◆ Problem to solve:
Every line below that mentions the word "civilizaciones" should be copied out.
——————————
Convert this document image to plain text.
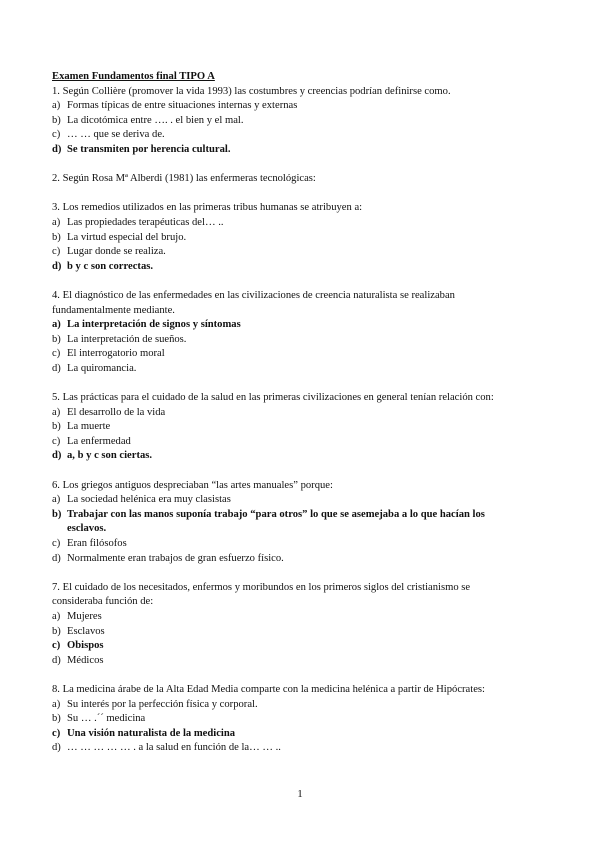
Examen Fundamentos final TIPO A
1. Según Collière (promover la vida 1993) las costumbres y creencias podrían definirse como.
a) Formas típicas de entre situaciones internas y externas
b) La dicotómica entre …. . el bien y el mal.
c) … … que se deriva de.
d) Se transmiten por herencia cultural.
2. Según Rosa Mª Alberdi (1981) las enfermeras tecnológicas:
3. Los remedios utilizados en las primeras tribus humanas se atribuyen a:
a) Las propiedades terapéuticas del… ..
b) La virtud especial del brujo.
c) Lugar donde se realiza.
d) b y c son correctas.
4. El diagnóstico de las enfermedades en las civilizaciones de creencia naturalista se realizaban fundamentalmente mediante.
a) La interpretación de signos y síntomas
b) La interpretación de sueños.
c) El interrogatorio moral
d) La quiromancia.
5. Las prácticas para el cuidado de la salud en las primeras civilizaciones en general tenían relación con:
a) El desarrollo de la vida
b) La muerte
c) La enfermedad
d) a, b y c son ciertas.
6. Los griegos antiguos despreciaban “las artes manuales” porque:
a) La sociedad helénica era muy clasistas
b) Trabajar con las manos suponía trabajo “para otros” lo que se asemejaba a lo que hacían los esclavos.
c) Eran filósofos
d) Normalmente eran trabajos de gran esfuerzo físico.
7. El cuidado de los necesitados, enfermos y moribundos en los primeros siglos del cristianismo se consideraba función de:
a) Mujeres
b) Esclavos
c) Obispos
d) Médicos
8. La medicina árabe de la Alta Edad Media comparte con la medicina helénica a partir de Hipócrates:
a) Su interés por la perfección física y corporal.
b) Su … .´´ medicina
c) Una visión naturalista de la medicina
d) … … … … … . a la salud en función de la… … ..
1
——————————
◆ The solution:
4. El diagnóstico de las enfermedades en las civilizaciones de creencia naturalista se realizaban fundamentalmente mediante.
5. Las prácticas para el cuidado de la salud en las primeras civilizaciones en general tenían relación con:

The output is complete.